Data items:
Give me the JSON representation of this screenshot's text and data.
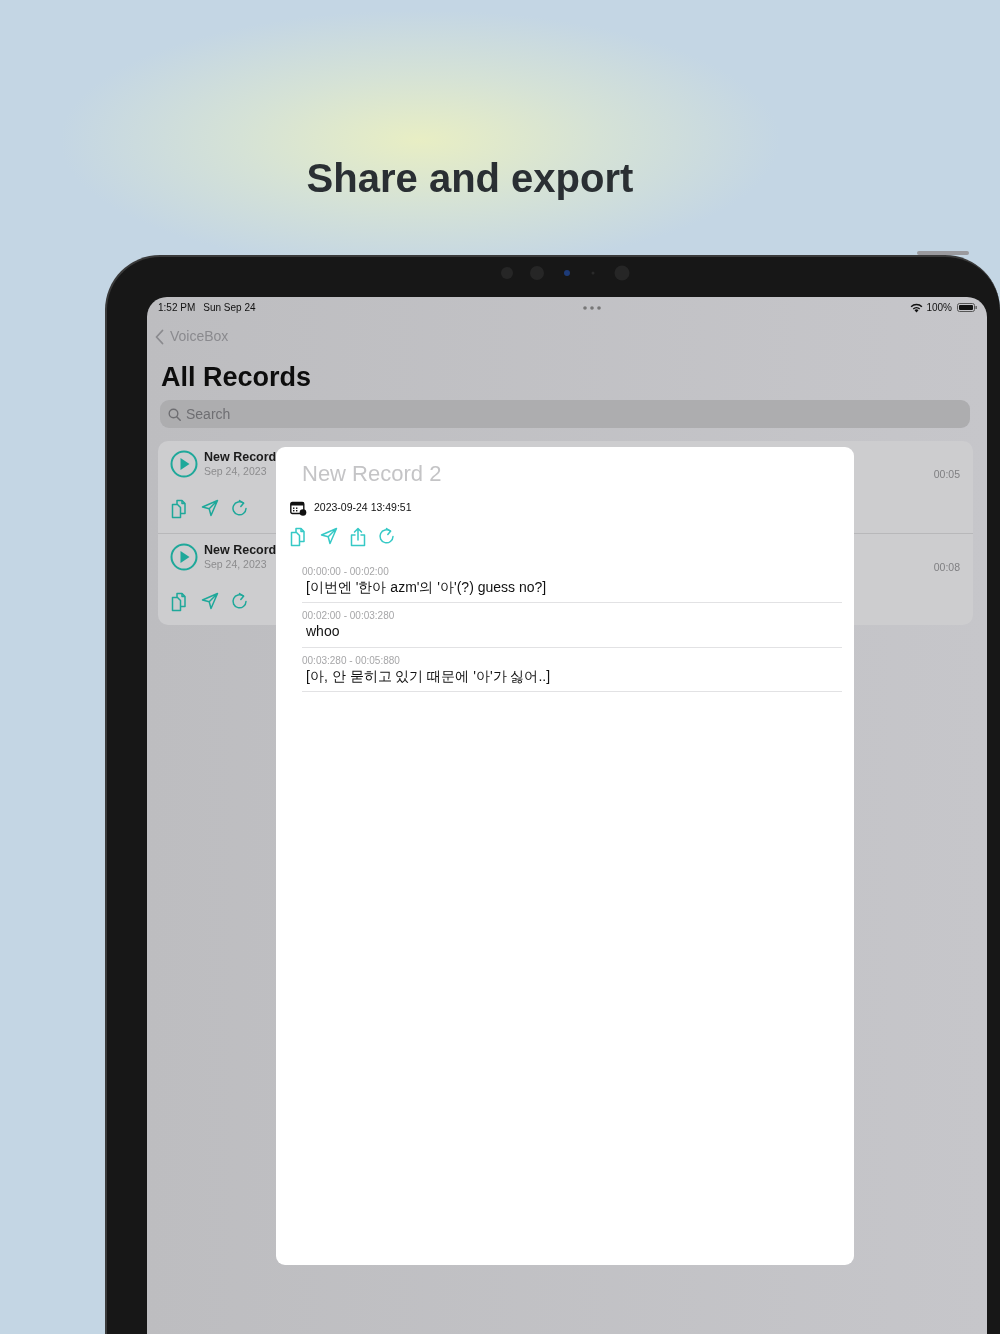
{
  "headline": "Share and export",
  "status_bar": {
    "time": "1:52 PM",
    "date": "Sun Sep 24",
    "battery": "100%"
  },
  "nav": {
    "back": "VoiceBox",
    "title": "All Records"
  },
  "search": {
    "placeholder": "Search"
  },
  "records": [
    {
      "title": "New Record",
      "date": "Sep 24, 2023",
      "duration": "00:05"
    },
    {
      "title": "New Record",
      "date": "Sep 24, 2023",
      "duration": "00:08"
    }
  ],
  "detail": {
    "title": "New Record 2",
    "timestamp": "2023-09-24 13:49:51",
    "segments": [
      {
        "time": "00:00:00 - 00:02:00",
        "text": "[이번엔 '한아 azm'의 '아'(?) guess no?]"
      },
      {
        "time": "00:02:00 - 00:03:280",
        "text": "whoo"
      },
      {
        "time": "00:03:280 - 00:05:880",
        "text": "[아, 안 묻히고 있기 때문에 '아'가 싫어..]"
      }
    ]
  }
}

- OBJECTIVE -
Repeat the records word for word. Any picture in them should be left out.

- CORRECT ANSWER -
Give me the JSON representation of this screenshot's text and data.
{
  "headline": "Share and export",
  "status_bar": {
    "time": "1:52 PM",
    "date": "Sun Sep 24",
    "battery": "100%"
  },
  "nav": {
    "back": "VoiceBox",
    "title": "All Records"
  },
  "search": {
    "placeholder": "Search"
  },
  "records": [
    {
      "title": "New Record",
      "date": "Sep 24, 2023",
      "duration": "00:05"
    },
    {
      "title": "New Record",
      "date": "Sep 24, 2023",
      "duration": "00:08"
    }
  ],
  "detail": {
    "title": "New Record 2",
    "timestamp": "2023-09-24 13:49:51",
    "segments": [
      {
        "time": "00:00:00 - 00:02:00",
        "text": "[이번엔 '한아 azm'의 '아'(?) guess no?]"
      },
      {
        "time": "00:02:00 - 00:03:280",
        "text": "whoo"
      },
      {
        "time": "00:03:280 - 00:05:880",
        "text": "[아, 안 묻히고 있기 때문에 '아'가 싫어..]"
      }
    ]
  }
}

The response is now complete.